# Work required:
State how many lines in the records hold the word "heading", giving the number and no other text.

-- begin --

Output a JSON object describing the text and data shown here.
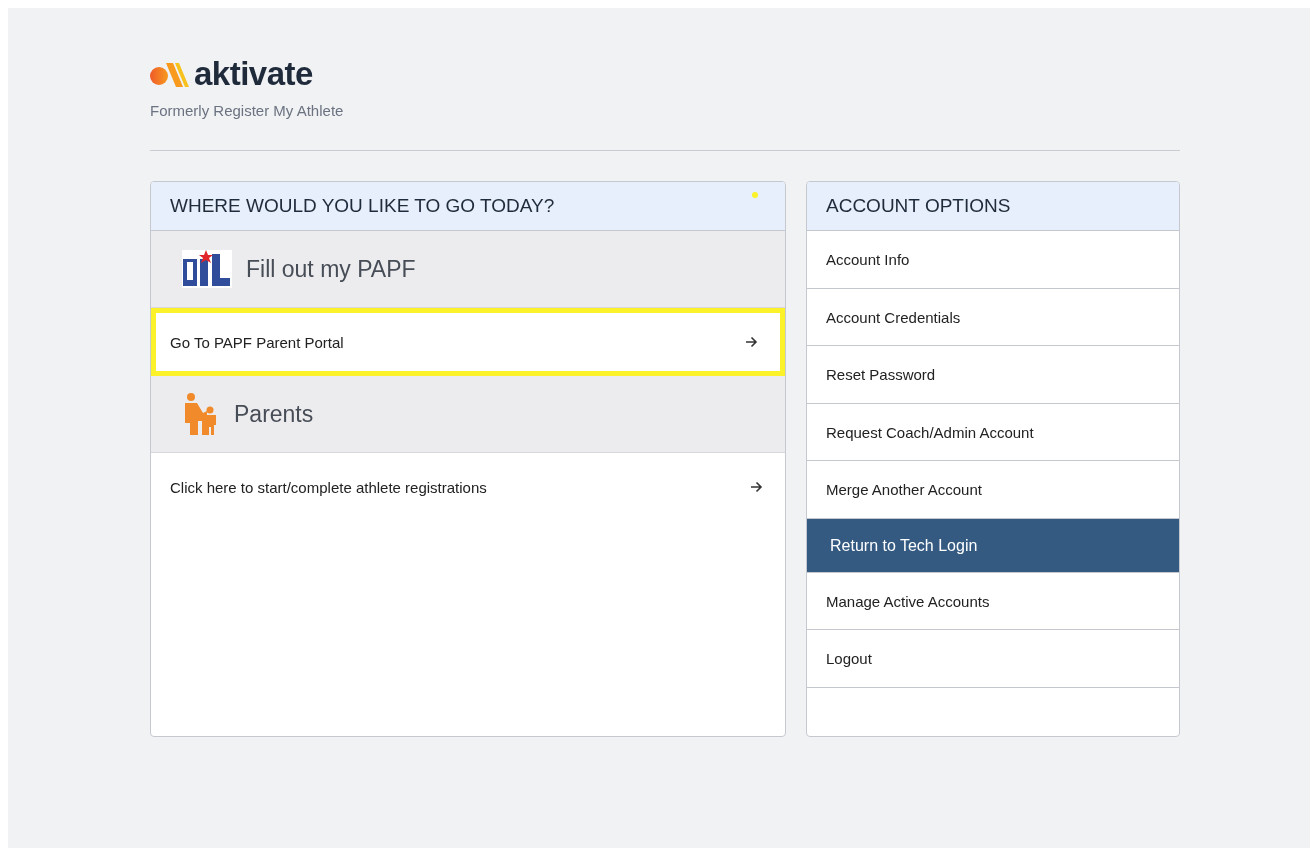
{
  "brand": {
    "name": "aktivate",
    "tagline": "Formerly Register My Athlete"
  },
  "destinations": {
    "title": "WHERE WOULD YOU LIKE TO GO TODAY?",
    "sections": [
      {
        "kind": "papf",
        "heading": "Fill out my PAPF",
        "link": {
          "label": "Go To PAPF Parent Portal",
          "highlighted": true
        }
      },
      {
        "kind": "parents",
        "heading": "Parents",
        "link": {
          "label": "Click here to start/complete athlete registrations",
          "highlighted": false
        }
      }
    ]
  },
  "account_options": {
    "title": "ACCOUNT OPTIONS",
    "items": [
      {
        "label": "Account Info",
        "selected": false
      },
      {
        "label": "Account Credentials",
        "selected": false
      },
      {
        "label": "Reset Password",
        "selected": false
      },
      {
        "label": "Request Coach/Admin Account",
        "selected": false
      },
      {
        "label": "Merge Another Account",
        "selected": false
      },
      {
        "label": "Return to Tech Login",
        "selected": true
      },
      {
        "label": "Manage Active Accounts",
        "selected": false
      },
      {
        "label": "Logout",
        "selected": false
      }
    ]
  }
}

-- end --

# Solution to the exercise:
2